### [PASSAGE GIVEN]
## BEGIN

The court of Additional Chief Metropolitan Magistrate (ACMM) Ravindra Kumar Pandey accepted the contention of the accused that Akbar was not a man of stellar reputation.

In its verdict, the court said it took into consideration the systematic abuse of Ramani and her witness at the workplace. 

“Prior to the issuance of the Vishaka guidelines by the Supreme Court, they did not have the option to lodge the complaint of sexual harassment due to social stigma attached,” the court ruled. 

“Time has come for society to understand sexual abuse and harassment and its implications on the victim,” it added. 

The court further said that most women do not speak about harassment for the social stigma attached to it. 

“Right of the reputation cannot be protected at the cost of the right of a woman’s reputation guaranteed under Article 21,” the court said.  

“The woman has the right to put her grievance at any platform of her choice and after decades,” it added. “It is shameful such incidents are happening in the country where epics such as Mahabharata and Ramayana are written.” 

Akbar has the option to appeal against the order.

“This judgment is a validation of stand taken by us and all women during the #Metoo campaign,” Rebecca John, Ramani’s lawyer said after the verdict. “We did a robust trial. We left nothing to chance. Priya bravely withstood the legal cross examination.”

Also read: Nawazuddin Siddiqui dismisses Bollywood’s #MeToo movement — a fan in me has died

The case

The court had reserved its verdict on the complaint on 1 February after Akbar and Ramani completed their arguments. 

On 10 February the court had deferred the judgment for today, citing delays in submission of written arguments by both Akbar and Ramani.  

Ramani had in 2018 made allegations of sexual harassment against the former minister in wake of the #MeToo movement. 

Earlier, in 2017, at the beginning of the #MeToo movement, she wrote an article in a magazine narrating her personal experience of sexual harassment as a young woman journalist, but did not name the alleged assaulter. A year later, in a tweet, Ramani revealed it was Akbar who allegedly harassed her sexually.

## END

### [EXERCISE DESCRIPTION]
In the passage on the court ruling, begin at the words that have "Akbar has the" and stop after "completed their arguments.", then give that part again, changing "verdict" to "ruling" wherever it occurs.

### [DATA LINES]

## BEGIN

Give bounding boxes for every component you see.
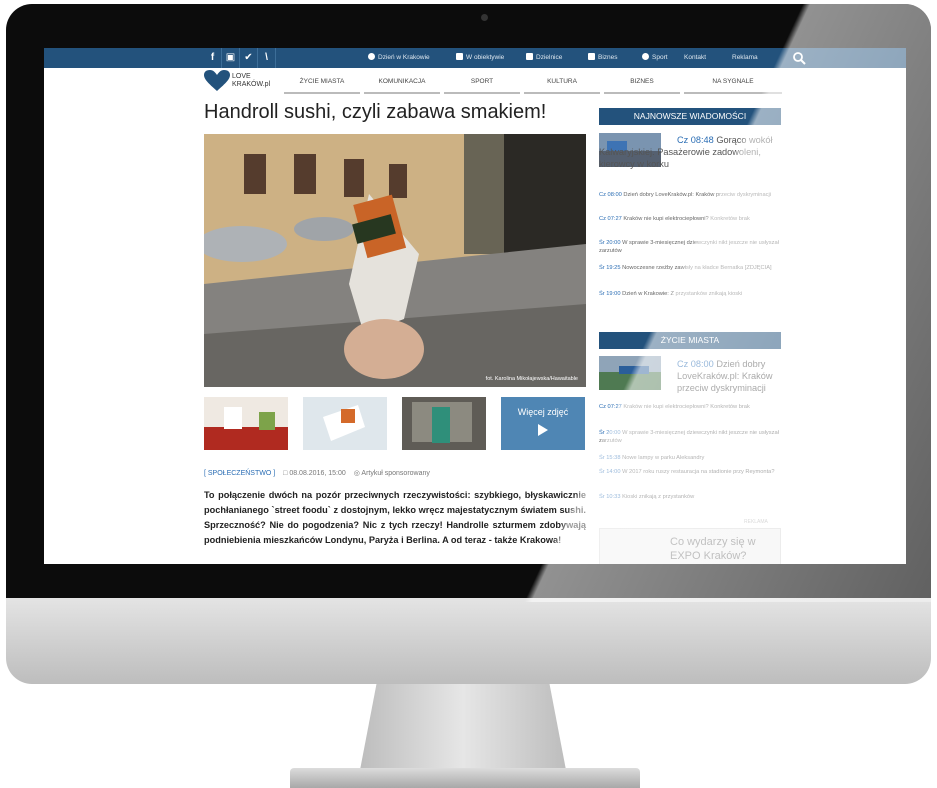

## END

### [FINISHED EXERCISE]
Akbar has the option to appeal against the order.

“This judgment is a validation of stand taken by us and all women during the #Metoo campaign,” Rebecca John, Ramani’s lawyer said after the ruling. “We did a robust trial. We left nothing to chance. Priya bravely withstood the legal cross examination.”

Also read: Nawazuddin Siddiqui dismisses Bollywood’s #MeToo movement — a fan in me has died

The case

The court had reserved its ruling on the complaint on 1 February after Akbar and Ramani completed their arguments.